--- start Dataset entries ---

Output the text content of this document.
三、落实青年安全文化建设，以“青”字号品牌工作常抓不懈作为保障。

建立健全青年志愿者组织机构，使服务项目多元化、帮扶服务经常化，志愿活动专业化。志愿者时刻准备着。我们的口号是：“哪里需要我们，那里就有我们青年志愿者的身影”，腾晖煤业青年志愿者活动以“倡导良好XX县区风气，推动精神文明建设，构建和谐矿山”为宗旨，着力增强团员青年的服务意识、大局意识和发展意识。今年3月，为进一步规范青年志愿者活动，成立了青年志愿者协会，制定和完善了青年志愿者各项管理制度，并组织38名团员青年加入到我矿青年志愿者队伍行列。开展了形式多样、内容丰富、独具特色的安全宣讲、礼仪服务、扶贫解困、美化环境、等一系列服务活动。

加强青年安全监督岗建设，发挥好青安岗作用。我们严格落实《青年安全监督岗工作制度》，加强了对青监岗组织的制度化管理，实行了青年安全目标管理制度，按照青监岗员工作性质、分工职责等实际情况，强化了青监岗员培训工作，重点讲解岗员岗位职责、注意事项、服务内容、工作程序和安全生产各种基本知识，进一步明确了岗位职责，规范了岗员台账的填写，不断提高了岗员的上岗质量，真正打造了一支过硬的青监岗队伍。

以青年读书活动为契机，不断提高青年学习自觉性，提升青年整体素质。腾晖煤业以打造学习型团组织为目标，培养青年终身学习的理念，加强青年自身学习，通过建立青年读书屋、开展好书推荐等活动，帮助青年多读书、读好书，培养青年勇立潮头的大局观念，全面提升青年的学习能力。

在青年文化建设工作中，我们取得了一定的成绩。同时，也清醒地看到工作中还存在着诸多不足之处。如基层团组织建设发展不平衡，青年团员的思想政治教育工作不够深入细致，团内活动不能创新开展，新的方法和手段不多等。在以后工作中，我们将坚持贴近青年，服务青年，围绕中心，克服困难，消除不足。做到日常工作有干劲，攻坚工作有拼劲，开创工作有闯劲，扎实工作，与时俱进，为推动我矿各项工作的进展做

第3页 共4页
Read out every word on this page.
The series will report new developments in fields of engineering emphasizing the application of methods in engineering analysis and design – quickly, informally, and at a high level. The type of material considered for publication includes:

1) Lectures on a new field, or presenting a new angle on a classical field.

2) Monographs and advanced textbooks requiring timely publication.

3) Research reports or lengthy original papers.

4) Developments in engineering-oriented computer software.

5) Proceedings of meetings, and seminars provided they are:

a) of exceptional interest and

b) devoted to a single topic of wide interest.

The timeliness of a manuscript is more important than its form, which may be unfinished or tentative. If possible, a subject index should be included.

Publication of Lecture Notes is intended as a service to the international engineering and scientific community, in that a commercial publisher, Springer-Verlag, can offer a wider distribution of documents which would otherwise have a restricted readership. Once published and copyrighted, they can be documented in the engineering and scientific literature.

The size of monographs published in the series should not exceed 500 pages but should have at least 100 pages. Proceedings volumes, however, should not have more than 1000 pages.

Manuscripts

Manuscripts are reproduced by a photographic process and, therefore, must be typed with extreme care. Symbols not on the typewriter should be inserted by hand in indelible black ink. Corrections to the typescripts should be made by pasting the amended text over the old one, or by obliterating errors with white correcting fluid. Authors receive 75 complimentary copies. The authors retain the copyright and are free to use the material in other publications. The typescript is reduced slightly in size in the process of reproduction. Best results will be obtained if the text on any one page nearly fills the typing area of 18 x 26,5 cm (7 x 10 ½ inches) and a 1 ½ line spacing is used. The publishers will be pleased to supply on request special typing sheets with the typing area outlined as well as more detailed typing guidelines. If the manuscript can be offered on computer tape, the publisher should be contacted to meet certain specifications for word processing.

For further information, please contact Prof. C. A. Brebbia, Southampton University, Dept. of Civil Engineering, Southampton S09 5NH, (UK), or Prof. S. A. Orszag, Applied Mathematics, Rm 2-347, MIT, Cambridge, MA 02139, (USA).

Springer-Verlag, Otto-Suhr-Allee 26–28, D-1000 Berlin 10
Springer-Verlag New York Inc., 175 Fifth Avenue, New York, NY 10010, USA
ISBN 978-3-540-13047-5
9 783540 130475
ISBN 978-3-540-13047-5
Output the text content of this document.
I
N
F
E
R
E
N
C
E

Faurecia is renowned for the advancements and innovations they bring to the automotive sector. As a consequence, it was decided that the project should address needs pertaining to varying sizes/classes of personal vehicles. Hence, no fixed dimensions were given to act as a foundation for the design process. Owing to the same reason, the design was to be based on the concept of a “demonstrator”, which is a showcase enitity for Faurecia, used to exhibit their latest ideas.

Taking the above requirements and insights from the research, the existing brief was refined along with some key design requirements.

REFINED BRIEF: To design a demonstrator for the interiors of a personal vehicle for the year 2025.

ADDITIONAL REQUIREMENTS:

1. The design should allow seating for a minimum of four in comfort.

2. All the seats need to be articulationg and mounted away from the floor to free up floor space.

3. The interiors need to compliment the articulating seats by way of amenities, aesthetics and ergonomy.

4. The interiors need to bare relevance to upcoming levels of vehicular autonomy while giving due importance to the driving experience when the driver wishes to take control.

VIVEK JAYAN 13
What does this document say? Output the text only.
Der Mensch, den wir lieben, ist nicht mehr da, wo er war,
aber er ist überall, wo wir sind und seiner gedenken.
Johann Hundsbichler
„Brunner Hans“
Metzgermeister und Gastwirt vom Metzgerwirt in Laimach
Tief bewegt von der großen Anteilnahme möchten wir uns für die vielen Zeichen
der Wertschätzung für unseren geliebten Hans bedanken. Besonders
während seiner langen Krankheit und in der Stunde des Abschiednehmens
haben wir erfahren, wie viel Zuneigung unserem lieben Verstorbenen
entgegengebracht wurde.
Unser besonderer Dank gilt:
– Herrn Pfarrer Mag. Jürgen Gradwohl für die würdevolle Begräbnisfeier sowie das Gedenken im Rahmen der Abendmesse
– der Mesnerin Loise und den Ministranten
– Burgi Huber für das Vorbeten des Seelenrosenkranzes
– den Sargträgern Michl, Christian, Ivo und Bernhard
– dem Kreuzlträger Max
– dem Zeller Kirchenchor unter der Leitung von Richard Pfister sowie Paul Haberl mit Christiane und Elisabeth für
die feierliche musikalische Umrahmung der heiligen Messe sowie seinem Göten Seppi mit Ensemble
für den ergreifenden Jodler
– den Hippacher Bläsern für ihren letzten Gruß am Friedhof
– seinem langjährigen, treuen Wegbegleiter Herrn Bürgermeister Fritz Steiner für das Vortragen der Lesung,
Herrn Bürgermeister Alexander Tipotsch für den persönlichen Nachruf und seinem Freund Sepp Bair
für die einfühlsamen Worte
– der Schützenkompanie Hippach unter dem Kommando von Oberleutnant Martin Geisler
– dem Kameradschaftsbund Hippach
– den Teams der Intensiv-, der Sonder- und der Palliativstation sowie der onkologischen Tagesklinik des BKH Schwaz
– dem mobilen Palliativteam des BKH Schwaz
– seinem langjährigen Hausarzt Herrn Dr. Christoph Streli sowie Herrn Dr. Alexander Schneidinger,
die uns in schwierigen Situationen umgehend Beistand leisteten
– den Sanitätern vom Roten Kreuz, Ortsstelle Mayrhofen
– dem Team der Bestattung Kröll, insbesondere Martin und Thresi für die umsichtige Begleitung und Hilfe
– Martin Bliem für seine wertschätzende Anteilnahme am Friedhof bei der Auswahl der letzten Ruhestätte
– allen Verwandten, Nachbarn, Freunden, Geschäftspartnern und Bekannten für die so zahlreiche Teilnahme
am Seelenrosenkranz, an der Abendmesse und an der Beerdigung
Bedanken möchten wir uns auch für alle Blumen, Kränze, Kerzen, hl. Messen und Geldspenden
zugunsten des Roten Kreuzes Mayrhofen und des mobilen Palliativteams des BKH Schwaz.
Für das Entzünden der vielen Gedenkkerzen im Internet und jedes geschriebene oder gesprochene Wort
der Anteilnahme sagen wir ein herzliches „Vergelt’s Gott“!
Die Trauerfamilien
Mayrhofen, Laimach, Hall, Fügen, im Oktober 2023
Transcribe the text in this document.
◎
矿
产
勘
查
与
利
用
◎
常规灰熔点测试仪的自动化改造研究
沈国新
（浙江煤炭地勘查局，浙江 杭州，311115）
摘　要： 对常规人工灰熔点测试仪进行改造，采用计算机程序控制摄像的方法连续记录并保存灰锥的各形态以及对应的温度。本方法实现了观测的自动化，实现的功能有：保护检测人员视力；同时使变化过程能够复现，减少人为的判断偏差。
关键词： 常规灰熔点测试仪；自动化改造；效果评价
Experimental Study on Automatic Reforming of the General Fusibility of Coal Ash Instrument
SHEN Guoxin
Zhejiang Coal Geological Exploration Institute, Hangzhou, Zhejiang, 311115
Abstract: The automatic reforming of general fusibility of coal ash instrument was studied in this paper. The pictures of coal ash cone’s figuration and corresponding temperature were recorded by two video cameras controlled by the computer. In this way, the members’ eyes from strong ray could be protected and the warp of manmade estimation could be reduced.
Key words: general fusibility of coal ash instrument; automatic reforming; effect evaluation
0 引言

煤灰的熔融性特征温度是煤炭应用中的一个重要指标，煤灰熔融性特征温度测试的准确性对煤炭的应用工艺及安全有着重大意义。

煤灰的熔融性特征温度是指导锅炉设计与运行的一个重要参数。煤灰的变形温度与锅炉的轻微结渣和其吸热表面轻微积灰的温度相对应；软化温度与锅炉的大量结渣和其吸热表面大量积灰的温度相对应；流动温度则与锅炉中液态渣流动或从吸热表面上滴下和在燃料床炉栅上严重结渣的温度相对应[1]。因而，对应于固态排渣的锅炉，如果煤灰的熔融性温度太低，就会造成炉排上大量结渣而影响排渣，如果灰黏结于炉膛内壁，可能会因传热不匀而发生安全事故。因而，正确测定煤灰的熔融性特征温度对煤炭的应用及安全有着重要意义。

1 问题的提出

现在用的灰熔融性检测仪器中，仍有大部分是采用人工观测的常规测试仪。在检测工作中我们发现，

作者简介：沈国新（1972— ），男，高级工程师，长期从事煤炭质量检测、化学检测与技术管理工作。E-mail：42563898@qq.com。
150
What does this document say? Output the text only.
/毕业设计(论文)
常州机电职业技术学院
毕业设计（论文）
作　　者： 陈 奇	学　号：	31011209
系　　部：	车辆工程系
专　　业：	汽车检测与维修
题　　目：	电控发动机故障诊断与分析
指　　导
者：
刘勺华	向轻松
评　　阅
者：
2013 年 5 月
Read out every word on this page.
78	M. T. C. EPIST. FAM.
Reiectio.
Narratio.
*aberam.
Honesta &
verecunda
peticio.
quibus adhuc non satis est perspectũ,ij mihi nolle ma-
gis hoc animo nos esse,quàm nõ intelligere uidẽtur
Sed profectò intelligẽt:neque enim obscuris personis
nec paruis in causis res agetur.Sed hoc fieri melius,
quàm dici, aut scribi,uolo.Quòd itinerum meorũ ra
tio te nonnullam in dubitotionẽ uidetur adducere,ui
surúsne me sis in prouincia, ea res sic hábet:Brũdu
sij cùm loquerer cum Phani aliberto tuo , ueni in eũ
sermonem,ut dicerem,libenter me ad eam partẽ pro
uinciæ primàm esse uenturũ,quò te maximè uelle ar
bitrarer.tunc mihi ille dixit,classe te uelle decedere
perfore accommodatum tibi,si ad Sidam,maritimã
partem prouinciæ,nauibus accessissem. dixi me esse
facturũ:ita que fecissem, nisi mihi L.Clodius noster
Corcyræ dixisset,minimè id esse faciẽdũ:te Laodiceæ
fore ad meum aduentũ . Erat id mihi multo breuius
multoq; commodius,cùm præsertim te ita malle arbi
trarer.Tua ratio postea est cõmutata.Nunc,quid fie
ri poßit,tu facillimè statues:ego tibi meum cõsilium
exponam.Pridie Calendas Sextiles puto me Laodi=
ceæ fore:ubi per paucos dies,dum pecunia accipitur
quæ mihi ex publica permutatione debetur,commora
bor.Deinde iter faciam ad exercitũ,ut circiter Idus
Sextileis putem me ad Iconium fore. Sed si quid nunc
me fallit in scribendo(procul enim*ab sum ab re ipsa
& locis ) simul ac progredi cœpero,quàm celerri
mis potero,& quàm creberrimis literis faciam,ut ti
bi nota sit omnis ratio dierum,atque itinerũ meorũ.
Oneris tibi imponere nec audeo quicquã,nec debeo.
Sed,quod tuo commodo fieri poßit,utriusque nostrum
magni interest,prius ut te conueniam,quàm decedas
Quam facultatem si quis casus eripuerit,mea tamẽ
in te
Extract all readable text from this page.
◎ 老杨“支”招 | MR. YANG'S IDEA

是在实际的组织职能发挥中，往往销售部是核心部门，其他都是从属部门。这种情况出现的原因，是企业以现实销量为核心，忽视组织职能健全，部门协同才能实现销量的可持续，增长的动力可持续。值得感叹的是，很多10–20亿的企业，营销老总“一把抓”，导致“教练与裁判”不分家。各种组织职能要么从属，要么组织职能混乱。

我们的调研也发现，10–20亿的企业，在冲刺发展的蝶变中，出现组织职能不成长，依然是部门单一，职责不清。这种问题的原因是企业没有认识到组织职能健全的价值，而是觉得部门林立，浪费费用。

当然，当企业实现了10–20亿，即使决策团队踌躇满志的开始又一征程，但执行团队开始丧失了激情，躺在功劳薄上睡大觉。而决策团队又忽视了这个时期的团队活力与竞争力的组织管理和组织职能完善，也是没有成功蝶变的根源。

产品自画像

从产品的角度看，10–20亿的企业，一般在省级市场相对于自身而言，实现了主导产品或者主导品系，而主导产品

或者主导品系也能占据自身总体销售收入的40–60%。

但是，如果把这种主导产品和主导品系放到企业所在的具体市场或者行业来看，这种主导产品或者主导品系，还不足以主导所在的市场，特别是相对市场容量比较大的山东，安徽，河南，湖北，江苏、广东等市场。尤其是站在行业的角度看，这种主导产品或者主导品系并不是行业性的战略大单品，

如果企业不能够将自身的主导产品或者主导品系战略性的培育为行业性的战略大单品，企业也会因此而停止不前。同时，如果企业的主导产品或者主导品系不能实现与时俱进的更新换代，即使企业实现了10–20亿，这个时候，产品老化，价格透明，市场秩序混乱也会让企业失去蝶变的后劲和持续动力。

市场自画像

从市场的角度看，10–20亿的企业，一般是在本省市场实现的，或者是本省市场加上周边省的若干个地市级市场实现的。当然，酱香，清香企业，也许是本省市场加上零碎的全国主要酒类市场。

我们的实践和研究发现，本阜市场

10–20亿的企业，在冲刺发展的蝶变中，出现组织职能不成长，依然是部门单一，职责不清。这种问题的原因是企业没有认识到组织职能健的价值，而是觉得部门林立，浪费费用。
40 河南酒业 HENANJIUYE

--- end Dataset entries ---

Would you give again, word for word, every line from the one with "Extract all readable text from this page." through the final line of the listing above?

Solution to this problem:
Extract all readable text from this page.
◎ 老杨“支”招 | MR. YANG'S IDEA

是在实际的组织职能发挥中，往往销售部是核心部门，其他都是从属部门。这种情况出现的原因，是企业以现实销量为核心，忽视组织职能健全，部门协同才能实现销量的可持续，增长的动力可持续。值得感叹的是，很多10–20亿的企业，营销老总“一把抓”，导致“教练与裁判”不分家。各种组织职能要么从属，要么组织职能混乱。

我们的调研也发现，10–20亿的企业，在冲刺发展的蝶变中，出现组织职能不成长，依然是部门单一，职责不清。这种问题的原因是企业没有认识到组织职能健全的价值，而是觉得部门林立，浪费费用。

当然，当企业实现了10–20亿，即使决策团队踌躇满志的开始又一征程，但执行团队开始丧失了激情，躺在功劳薄上睡大觉。而决策团队又忽视了这个时期的团队活力与竞争力的组织管理和组织职能完善，也是没有成功蝶变的根源。

产品自画像

从产品的角度看，10–20亿的企业，一般在省级市场相对于自身而言，实现了主导产品或者主导品系，而主导产品

或者主导品系也能占据自身总体销售收入的40–60%。

但是，如果把这种主导产品和主导品系放到企业所在的具体市场或者行业来看，这种主导产品或者主导品系，还不足以主导所在的市场，特别是相对市场容量比较大的山东，安徽，河南，湖北，江苏、广东等市场。尤其是站在行业的角度看，这种主导产品或者主导品系并不是行业性的战略大单品，

如果企业不能够将自身的主导产品或者主导品系战略性的培育为行业性的战略大单品，企业也会因此而停止不前。同时，如果企业的主导产品或者主导品系不能实现与时俱进的更新换代，即使企业实现了10–20亿，这个时候，产品老化，价格透明，市场秩序混乱也会让企业失去蝶变的后劲和持续动力。

市场自画像

从市场的角度看，10–20亿的企业，一般是在本省市场实现的，或者是本省市场加上周边省的若干个地市级市场实现的。当然，酱香，清香企业，也许是本省市场加上零碎的全国主要酒类市场。

我们的实践和研究发现，本阜市场

10–20亿的企业，在冲刺发展的蝶变中，出现组织职能不成长，依然是部门单一，职责不清。这种问题的原因是企业没有认识到组织职能健的价值，而是觉得部门林立，浪费费用。
40 河南酒业 HENANJIUYE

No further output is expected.